• Instructions to follow:
Please quote every line word for word.

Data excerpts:

↓↓↓

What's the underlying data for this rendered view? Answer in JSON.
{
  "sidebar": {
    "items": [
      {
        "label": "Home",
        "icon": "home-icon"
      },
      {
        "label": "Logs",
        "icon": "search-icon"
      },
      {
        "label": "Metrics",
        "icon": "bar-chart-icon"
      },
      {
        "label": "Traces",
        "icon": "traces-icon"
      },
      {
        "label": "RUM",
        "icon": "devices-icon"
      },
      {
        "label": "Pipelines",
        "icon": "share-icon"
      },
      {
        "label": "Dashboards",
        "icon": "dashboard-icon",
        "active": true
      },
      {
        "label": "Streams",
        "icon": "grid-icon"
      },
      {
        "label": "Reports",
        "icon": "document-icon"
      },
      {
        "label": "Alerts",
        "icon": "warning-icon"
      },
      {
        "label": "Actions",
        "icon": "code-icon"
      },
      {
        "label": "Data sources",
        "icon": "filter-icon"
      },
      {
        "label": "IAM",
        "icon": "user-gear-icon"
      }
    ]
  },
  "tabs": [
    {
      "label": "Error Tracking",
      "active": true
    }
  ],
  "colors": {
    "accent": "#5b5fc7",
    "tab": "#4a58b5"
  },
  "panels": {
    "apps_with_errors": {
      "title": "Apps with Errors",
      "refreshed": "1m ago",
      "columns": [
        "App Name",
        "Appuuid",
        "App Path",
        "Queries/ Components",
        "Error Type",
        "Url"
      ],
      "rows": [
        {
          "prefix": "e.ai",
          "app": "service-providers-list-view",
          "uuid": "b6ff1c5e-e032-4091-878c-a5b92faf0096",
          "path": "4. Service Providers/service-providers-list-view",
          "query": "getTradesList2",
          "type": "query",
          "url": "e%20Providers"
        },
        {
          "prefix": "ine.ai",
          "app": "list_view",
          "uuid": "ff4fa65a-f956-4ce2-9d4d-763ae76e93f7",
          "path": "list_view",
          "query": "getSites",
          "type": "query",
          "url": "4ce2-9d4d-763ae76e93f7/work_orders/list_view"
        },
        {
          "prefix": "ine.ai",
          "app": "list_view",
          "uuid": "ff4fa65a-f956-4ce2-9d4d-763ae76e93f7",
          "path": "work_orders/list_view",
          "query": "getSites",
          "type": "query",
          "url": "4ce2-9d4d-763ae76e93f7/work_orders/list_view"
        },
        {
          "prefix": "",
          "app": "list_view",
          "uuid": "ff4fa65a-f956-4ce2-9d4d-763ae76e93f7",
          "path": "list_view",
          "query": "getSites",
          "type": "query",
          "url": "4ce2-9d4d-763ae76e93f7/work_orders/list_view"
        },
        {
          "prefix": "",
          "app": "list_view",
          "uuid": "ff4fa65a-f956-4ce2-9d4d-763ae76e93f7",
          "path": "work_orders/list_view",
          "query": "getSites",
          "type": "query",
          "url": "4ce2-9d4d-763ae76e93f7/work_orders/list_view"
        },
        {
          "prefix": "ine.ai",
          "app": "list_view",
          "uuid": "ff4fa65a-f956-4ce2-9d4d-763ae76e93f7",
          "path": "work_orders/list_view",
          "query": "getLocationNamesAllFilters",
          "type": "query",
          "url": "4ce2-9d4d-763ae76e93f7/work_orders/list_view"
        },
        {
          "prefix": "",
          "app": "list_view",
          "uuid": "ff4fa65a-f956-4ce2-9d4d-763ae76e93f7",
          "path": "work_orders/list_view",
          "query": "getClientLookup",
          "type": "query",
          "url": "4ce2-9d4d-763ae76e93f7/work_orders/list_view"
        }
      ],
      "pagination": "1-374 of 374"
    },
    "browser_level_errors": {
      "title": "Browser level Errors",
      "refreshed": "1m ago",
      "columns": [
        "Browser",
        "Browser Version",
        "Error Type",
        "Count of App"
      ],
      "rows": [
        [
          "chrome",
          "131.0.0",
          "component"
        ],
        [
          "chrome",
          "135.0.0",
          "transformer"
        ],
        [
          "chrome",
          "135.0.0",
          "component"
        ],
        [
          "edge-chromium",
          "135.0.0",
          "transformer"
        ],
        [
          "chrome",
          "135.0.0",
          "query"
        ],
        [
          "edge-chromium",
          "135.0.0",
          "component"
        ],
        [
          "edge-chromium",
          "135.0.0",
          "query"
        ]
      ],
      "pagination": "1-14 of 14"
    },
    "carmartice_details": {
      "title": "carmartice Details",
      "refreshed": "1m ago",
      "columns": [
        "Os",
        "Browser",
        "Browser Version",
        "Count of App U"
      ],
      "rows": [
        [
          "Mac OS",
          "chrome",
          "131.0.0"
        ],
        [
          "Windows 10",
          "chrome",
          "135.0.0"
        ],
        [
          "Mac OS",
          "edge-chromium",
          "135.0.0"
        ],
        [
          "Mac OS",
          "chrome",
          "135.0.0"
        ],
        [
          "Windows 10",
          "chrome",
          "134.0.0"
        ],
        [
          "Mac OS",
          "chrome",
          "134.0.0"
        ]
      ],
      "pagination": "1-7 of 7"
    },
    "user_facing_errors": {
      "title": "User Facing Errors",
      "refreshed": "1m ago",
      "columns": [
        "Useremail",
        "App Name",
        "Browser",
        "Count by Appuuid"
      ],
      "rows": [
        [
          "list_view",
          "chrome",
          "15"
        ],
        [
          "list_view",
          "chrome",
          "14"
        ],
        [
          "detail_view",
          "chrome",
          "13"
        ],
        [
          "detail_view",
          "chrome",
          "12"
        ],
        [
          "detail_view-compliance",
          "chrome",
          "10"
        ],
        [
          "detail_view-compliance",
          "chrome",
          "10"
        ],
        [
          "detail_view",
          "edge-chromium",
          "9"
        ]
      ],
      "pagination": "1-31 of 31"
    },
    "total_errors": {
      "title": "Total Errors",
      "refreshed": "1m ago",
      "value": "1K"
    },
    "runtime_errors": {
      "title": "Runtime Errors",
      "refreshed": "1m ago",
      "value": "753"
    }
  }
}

↑↑↑

• Written response:
What's the underlying data for this rendered view? Answer in JSON.
{
  "sidebar": {
    "items": [
      {
        "label": "Home",
        "icon": "home-icon"
      },
      {
        "label": "Logs",
        "icon": "search-icon"
      },
      {
        "label": "Metrics",
        "icon": "bar-chart-icon"
      },
      {
        "label": "Traces",
        "icon": "traces-icon"
      },
      {
        "label": "RUM",
        "icon": "devices-icon"
      },
      {
        "label": "Pipelines",
        "icon": "share-icon"
      },
      {
        "label": "Dashboards",
        "icon": "dashboard-icon",
        "active": true
      },
      {
        "label": "Streams",
        "icon": "grid-icon"
      },
      {
        "label": "Reports",
        "icon": "document-icon"
      },
      {
        "label": "Alerts",
        "icon": "warning-icon"
      },
      {
        "label": "Actions",
        "icon": "code-icon"
      },
      {
        "label": "Data sources",
        "icon": "filter-icon"
      },
      {
        "label": "IAM",
        "icon": "user-gear-icon"
      }
    ]
  },
  "tabs": [
    {
      "label": "Error Tracking",
      "active": true
    }
  ],
  "colors": {
    "accent": "#5b5fc7",
    "tab": "#4a58b5"
  },
  "panels": {
    "apps_with_errors": {
      "title": "Apps with Errors",
      "refreshed": "1m ago",
      "columns": [
        "App Name",
        "Appuuid",
        "App Path",
        "Queries/ Components",
        "Error Type",
        "Url"
      ],
      "rows": [
        {
          "prefix": "e.ai",
          "app": "service-providers-list-view",
          "uuid": "b6ff1c5e-e032-4091-878c-a5b92faf0096",
          "path": "4. Service Providers/service-providers-list-view",
          "query": "getTradesList2",
          "type": "query",
          "url": "e%20Providers"
        },
        {
          "prefix": "ine.ai",
          "app": "list_view",
          "uuid": "ff4fa65a-f956-4ce2-9d4d-763ae76e93f7",
          "path": "list_view",
          "query": "getSites",
          "type": "query",
          "url": "4ce2-9d4d-763ae76e93f7/work_orders/list_view"
        },
        {
          "prefix": "ine.ai",
          "app": "list_view",
          "uuid": "ff4fa65a-f956-4ce2-9d4d-763ae76e93f7",
          "path": "work_orders/list_view",
          "query": "getSites",
          "type": "query",
          "url": "4ce2-9d4d-763ae76e93f7/work_orders/list_view"
        },
        {
          "prefix": "",
          "app": "list_view",
          "uuid": "ff4fa65a-f956-4ce2-9d4d-763ae76e93f7",
          "path": "list_view",
          "query": "getSites",
          "type": "query",
          "url": "4ce2-9d4d-763ae76e93f7/work_orders/list_view"
        },
        {
          "prefix": "",
          "app": "list_view",
          "uuid": "ff4fa65a-f956-4ce2-9d4d-763ae76e93f7",
          "path": "work_orders/list_view",
          "query": "getSites",
          "type": "query",
          "url": "4ce2-9d4d-763ae76e93f7/work_orders/list_view"
        },
        {
          "prefix": "ine.ai",
          "app": "list_view",
          "uuid": "ff4fa65a-f956-4ce2-9d4d-763ae76e93f7",
          "path": "work_orders/list_view",
          "query": "getLocationNamesAllFilters",
          "type": "query",
          "url": "4ce2-9d4d-763ae76e93f7/work_orders/list_view"
        },
        {
          "prefix": "",
          "app": "list_view",
          "uuid": "ff4fa65a-f956-4ce2-9d4d-763ae76e93f7",
          "path": "work_orders/list_view",
          "query": "getClientLookup",
          "type": "query",
          "url": "4ce2-9d4d-763ae76e93f7/work_orders/list_view"
        }
      ],
      "pagination": "1-374 of 374"
    },
    "browser_level_errors": {
      "title": "Browser level Errors",
      "refreshed": "1m ago",
      "columns": [
        "Browser",
        "Browser Version",
        "Error Type",
        "Count of App"
      ],
      "rows": [
        [
          "chrome",
          "131.0.0",
          "component"
        ],
        [
          "chrome",
          "135.0.0",
          "transformer"
        ],
        [
          "chrome",
          "135.0.0",
          "component"
        ],
        [
          "edge-chromium",
          "135.0.0",
          "transformer"
        ],
        [
          "chrome",
          "135.0.0",
          "query"
        ],
        [
          "edge-chromium",
          "135.0.0",
          "component"
        ],
        [
          "edge-chromium",
          "135.0.0",
          "query"
        ]
      ],
      "pagination": "1-14 of 14"
    },
    "carmartice_details": {
      "title": "carmartice Details",
      "refreshed": "1m ago",
      "columns": [
        "Os",
        "Browser",
        "Browser Version",
        "Count of App U"
      ],
      "rows": [
        [
          "Mac OS",
          "chrome",
          "131.0.0"
        ],
        [
          "Windows 10",
          "chrome",
          "135.0.0"
        ],
        [
          "Mac OS",
          "edge-chromium",
          "135.0.0"
        ],
        [
          "Mac OS",
          "chrome",
          "135.0.0"
        ],
        [
          "Windows 10",
          "chrome",
          "134.0.0"
        ],
        [
          "Mac OS",
          "chrome",
          "134.0.0"
        ]
      ],
      "pagination": "1-7 of 7"
    },
    "user_facing_errors": {
      "title": "User Facing Errors",
      "refreshed": "1m ago",
      "columns": [
        "Useremail",
        "App Name",
        "Browser",
        "Count by Appuuid"
      ],
      "rows": [
        [
          "list_view",
          "chrome",
          "15"
        ],
        [
          "list_view",
          "chrome",
          "14"
        ],
        [
          "detail_view",
          "chrome",
          "13"
        ],
        [
          "detail_view",
          "chrome",
          "12"
        ],
        [
          "detail_view-compliance",
          "chrome",
          "10"
        ],
        [
          "detail_view-compliance",
          "chrome",
          "10"
        ],
        [
          "detail_view",
          "edge-chromium",
          "9"
        ]
      ],
      "pagination": "1-31 of 31"
    },
    "total_errors": {
      "title": "Total Errors",
      "refreshed": "1m ago",
      "value": "1K"
    },
    "runtime_errors": {
      "title": "Runtime Errors",
      "refreshed": "1m ago",
      "value": "753"
    }
  }
}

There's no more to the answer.